======== Given records

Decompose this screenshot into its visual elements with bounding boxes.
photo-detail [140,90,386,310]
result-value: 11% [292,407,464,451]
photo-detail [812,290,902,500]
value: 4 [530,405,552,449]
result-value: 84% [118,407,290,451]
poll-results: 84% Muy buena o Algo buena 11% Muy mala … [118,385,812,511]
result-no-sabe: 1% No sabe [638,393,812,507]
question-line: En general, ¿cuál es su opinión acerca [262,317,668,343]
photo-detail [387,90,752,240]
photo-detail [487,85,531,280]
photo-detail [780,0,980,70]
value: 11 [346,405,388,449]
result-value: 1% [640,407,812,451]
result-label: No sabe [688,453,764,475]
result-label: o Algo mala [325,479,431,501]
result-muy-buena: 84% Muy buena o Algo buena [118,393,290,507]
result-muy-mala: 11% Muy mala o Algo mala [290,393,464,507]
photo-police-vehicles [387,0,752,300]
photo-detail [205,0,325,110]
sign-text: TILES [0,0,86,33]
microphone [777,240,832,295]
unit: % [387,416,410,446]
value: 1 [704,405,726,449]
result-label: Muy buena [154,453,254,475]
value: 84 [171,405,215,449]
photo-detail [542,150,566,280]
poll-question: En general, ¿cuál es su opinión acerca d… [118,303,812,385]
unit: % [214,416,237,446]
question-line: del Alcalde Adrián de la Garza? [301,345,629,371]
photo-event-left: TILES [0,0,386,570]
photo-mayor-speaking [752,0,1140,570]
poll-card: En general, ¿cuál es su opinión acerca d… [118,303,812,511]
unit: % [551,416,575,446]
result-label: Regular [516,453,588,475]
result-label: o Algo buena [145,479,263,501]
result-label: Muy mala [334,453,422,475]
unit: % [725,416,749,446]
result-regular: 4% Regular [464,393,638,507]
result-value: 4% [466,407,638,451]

================

**Exercise brief**
Present the rows as a Markdown table with the columns "Line" and "Text", skipping blank lines. Begin at the first row and stop after the line that contains "photo-detail [387,90,752,240]".

**The result**
| Line | Text |
|---|---|
| 1 | Decompose this screenshot into its visual elements with bounding boxes. |
| 2 | photo-detail [140,90,386,310] |
| 3 | result-value: 11% [292,407,464,451] |
| 4 | photo-detail [812,290,902,500] |
| 5 | value: 4 [530,405,552,449] |
| 6 | result-value: 84% [118,407,290,451] |
| 7 | poll-results: 84% Muy buena o Algo buena 11% Muy mala … [118,385,812,511] |
| 8 | result-no-sabe: 1% No sabe [638,393,812,507] |
| 9 | question-line: En general, ¿cuál es su opinión acerca [262,317,668,343] |
| 10 | photo-detail [387,90,752,240] |